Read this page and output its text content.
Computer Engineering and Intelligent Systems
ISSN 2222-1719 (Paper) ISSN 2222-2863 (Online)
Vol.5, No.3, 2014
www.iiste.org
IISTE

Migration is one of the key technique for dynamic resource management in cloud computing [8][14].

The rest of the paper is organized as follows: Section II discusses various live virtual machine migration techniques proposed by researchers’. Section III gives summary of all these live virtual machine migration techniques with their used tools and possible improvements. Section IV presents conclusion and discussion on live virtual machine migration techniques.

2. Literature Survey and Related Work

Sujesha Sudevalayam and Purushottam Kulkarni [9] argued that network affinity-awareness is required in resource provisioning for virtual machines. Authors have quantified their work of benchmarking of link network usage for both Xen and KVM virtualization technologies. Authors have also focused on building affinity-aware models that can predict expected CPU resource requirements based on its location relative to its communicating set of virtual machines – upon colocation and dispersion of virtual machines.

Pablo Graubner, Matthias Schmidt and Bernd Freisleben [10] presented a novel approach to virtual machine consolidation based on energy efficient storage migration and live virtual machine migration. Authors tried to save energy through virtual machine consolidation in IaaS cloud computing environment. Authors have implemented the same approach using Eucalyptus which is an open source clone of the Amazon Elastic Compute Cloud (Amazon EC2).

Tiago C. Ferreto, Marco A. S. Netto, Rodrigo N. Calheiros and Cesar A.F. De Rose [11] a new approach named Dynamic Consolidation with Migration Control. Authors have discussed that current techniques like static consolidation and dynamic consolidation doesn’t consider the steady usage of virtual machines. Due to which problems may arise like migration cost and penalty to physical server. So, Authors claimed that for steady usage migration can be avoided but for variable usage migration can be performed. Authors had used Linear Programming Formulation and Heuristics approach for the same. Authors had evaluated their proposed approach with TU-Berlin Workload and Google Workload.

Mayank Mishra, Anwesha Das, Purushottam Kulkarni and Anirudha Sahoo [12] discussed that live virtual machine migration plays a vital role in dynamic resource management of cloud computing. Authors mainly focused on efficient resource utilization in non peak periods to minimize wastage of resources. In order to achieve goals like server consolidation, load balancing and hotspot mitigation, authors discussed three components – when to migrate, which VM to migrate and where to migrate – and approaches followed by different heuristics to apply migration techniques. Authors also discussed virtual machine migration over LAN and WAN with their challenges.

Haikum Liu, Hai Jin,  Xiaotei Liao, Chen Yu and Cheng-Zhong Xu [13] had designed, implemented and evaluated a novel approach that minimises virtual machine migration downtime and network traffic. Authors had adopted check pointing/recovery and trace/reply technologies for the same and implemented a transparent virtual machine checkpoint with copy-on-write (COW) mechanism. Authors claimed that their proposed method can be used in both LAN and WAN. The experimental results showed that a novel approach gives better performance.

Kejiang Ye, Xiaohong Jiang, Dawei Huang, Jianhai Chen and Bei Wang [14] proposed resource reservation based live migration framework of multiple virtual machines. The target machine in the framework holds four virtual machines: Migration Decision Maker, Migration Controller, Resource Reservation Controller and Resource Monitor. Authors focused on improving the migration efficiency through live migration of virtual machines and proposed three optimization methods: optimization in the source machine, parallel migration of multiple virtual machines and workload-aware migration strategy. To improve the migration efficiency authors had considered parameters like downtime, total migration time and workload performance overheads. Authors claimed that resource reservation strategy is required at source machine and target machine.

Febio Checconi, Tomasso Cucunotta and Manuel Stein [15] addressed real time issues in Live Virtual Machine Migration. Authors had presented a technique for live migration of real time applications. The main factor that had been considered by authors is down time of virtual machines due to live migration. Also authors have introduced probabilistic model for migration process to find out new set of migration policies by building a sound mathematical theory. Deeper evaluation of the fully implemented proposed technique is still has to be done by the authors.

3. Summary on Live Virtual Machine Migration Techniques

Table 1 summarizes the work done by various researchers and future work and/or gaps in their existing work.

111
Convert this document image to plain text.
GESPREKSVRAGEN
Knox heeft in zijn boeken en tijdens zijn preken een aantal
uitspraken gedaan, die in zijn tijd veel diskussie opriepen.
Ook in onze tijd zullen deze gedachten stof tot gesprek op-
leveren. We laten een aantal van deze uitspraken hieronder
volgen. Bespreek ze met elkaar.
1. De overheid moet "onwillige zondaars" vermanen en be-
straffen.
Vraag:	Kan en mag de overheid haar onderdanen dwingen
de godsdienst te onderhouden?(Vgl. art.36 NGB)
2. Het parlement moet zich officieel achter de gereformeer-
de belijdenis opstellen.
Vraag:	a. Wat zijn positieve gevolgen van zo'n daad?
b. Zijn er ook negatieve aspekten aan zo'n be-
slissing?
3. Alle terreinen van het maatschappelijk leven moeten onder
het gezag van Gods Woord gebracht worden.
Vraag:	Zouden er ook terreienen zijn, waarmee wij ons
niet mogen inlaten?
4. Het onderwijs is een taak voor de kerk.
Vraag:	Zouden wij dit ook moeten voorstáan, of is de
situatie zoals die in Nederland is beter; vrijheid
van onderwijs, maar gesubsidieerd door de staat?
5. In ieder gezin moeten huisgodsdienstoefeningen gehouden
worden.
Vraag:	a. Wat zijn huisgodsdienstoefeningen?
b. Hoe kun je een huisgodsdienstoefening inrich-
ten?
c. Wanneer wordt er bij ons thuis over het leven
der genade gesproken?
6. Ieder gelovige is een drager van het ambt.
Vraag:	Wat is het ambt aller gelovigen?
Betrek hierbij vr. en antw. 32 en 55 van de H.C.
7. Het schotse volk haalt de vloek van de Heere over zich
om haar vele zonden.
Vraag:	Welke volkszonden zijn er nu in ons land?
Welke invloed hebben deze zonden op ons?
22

### What you need to do
Print the whole listing again, exactly.

### Exercise solution
Read this page and output its text content.
Computer Engineering and Intelligent Systems
ISSN 2222-1719 (Paper) ISSN 2222-2863 (Online)
Vol.5, No.3, 2014
www.iiste.org
IISTE

Migration is one of the key technique for dynamic resource management in cloud computing [8][14].

The rest of the paper is organized as follows: Section II discusses various live virtual machine migration techniques proposed by researchers’. Section III gives summary of all these live virtual machine migration techniques with their used tools and possible improvements. Section IV presents conclusion and discussion on live virtual machine migration techniques.

2. Literature Survey and Related Work

Sujesha Sudevalayam and Purushottam Kulkarni [9] argued that network affinity-awareness is required in resource provisioning for virtual machines. Authors have quantified their work of benchmarking of link network usage for both Xen and KVM virtualization technologies. Authors have also focused on building affinity-aware models that can predict expected CPU resource requirements based on its location relative to its communicating set of virtual machines – upon colocation and dispersion of virtual machines.

Pablo Graubner, Matthias Schmidt and Bernd Freisleben [10] presented a novel approach to virtual machine consolidation based on energy efficient storage migration and live virtual machine migration. Authors tried to save energy through virtual machine consolidation in IaaS cloud computing environment. Authors have implemented the same approach using Eucalyptus which is an open source clone of the Amazon Elastic Compute Cloud (Amazon EC2).

Tiago C. Ferreto, Marco A. S. Netto, Rodrigo N. Calheiros and Cesar A.F. De Rose [11] a new approach named Dynamic Consolidation with Migration Control. Authors have discussed that current techniques like static consolidation and dynamic consolidation doesn’t consider the steady usage of virtual machines. Due to which problems may arise like migration cost and penalty to physical server. So, Authors claimed that for steady usage migration can be avoided but for variable usage migration can be performed. Authors had used Linear Programming Formulation and Heuristics approach for the same. Authors had evaluated their proposed approach with TU-Berlin Workload and Google Workload.

Mayank Mishra, Anwesha Das, Purushottam Kulkarni and Anirudha Sahoo [12] discussed that live virtual machine migration plays a vital role in dynamic resource management of cloud computing. Authors mainly focused on efficient resource utilization in non peak periods to minimize wastage of resources. In order to achieve goals like server consolidation, load balancing and hotspot mitigation, authors discussed three components – when to migrate, which VM to migrate and where to migrate – and approaches followed by different heuristics to apply migration techniques. Authors also discussed virtual machine migration over LAN and WAN with their challenges.

Haikum Liu, Hai Jin,  Xiaotei Liao, Chen Yu and Cheng-Zhong Xu [13] had designed, implemented and evaluated a novel approach that minimises virtual machine migration downtime and network traffic. Authors had adopted check pointing/recovery and trace/reply technologies for the same and implemented a transparent virtual machine checkpoint with copy-on-write (COW) mechanism. Authors claimed that their proposed method can be used in both LAN and WAN. The experimental results showed that a novel approach gives better performance.

Kejiang Ye, Xiaohong Jiang, Dawei Huang, Jianhai Chen and Bei Wang [14] proposed resource reservation based live migration framework of multiple virtual machines. The target machine in the framework holds four virtual machines: Migration Decision Maker, Migration Controller, Resource Reservation Controller and Resource Monitor. Authors focused on improving the migration efficiency through live migration of virtual machines and proposed three optimization methods: optimization in the source machine, parallel migration of multiple virtual machines and workload-aware migration strategy. To improve the migration efficiency authors had considered parameters like downtime, total migration time and workload performance overheads. Authors claimed that resource reservation strategy is required at source machine and target machine.

Febio Checconi, Tomasso Cucunotta and Manuel Stein [15] addressed real time issues in Live Virtual Machine Migration. Authors had presented a technique for live migration of real time applications. The main factor that had been considered by authors is down time of virtual machines due to live migration. Also authors have introduced probabilistic model for migration process to find out new set of migration policies by building a sound mathematical theory. Deeper evaluation of the fully implemented proposed technique is still has to be done by the authors.

3. Summary on Live Virtual Machine Migration Techniques

Table 1 summarizes the work done by various researchers and future work and/or gaps in their existing work.

111
Convert this document image to plain text.
GESPREKSVRAGEN
Knox heeft in zijn boeken en tijdens zijn preken een aantal
uitspraken gedaan, die in zijn tijd veel diskussie opriepen.
Ook in onze tijd zullen deze gedachten stof tot gesprek op-
leveren. We laten een aantal van deze uitspraken hieronder
volgen. Bespreek ze met elkaar.
1. De overheid moet "onwillige zondaars" vermanen en be-
straffen.
Vraag:	Kan en mag de overheid haar onderdanen dwingen
de godsdienst te onderhouden?(Vgl. art.36 NGB)
2. Het parlement moet zich officieel achter de gereformeer-
de belijdenis opstellen.
Vraag:	a. Wat zijn positieve gevolgen van zo'n daad?
b. Zijn er ook negatieve aspekten aan zo'n be-
slissing?
3. Alle terreinen van het maatschappelijk leven moeten onder
het gezag van Gods Woord gebracht worden.
Vraag:	Zouden er ook terreienen zijn, waarmee wij ons
niet mogen inlaten?
4. Het onderwijs is een taak voor de kerk.
Vraag:	Zouden wij dit ook moeten voorstáan, of is de
situatie zoals die in Nederland is beter; vrijheid
van onderwijs, maar gesubsidieerd door de staat?
5. In ieder gezin moeten huisgodsdienstoefeningen gehouden
worden.
Vraag:	a. Wat zijn huisgodsdienstoefeningen?
b. Hoe kun je een huisgodsdienstoefening inrich-
ten?
c. Wanneer wordt er bij ons thuis over het leven
der genade gesproken?
6. Ieder gelovige is een drager van het ambt.
Vraag:	Wat is het ambt aller gelovigen?
Betrek hierbij vr. en antw. 32 en 55 van de H.C.
7. Het schotse volk haalt de vloek van de Heere over zich
om haar vele zonden.
Vraag:	Welke volkszonden zijn er nu in ons land?
Welke invloed hebben deze zonden op ons?
22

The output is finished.